***** The input

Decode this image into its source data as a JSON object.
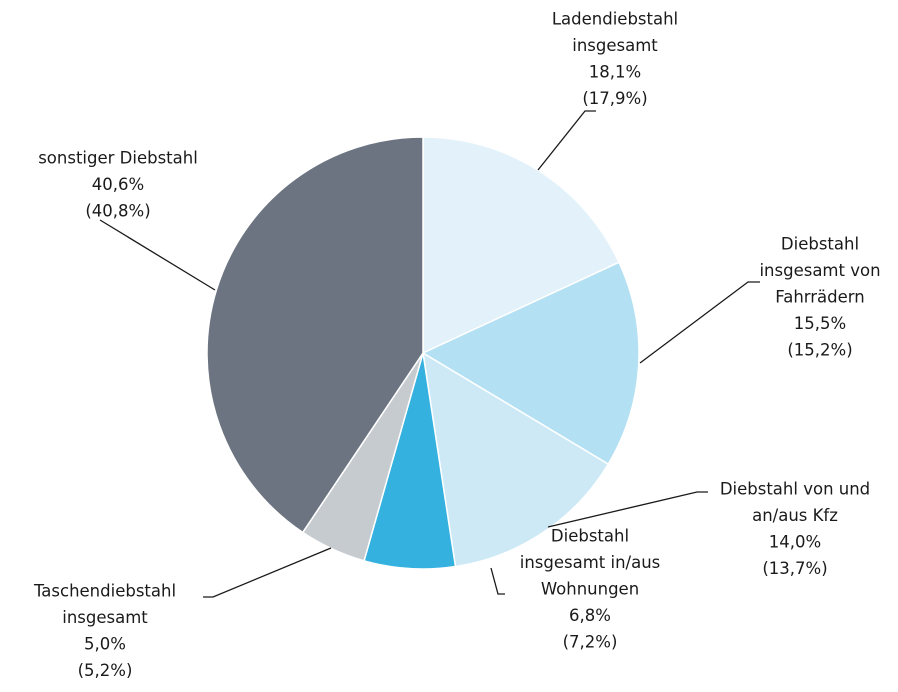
{
  "chart_data": {
    "type": "pie",
    "categories": [
      [
        "Ladendiebstahl",
        "insgesamt"
      ],
      [
        "Diebstahl",
        "insgesamt von",
        "Fahrrädern"
      ],
      [
        "Diebstahl von und",
        "an/aus Kfz"
      ],
      [
        "Diebstahl",
        "insgesamt in/aus",
        "Wohnungen"
      ],
      [
        "Taschendiebstahl",
        "insgesamt"
      ],
      [
        "sonstiger Diebstahl"
      ]
    ],
    "colors": [
      "#e3f2fa",
      "#b3e0f2",
      "#cde9f6",
      "#35b1e0",
      "#c6cbd0",
      "#6b7480"
    ],
    "series": [
      {
        "values": [
          18.1,
          15.5,
          14.0,
          6.8,
          5.0,
          40.6
        ],
        "value_labels": [
          "18,1%",
          "15,5%",
          "14,0%",
          "6,8%",
          "5,0%",
          "40,6%"
        ]
      },
      {
        "values": [
          17.9,
          15.2,
          13.7,
          7.2,
          5.2,
          40.8
        ],
        "value_labels": [
          "(17,9%)",
          "(15,2%)",
          "(13,7%)",
          "(7,2%)",
          "(5,2%)",
          "(40,8%)"
        ]
      }
    ]
  }
}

**********

### Aim of the exercise:
Find every line in the records that contains the word "insgesamt"; copy those lines.

### Exercise answer:
        "insgesamt"
        "insgesamt von",
        "insgesamt in/aus",
        "insgesamt"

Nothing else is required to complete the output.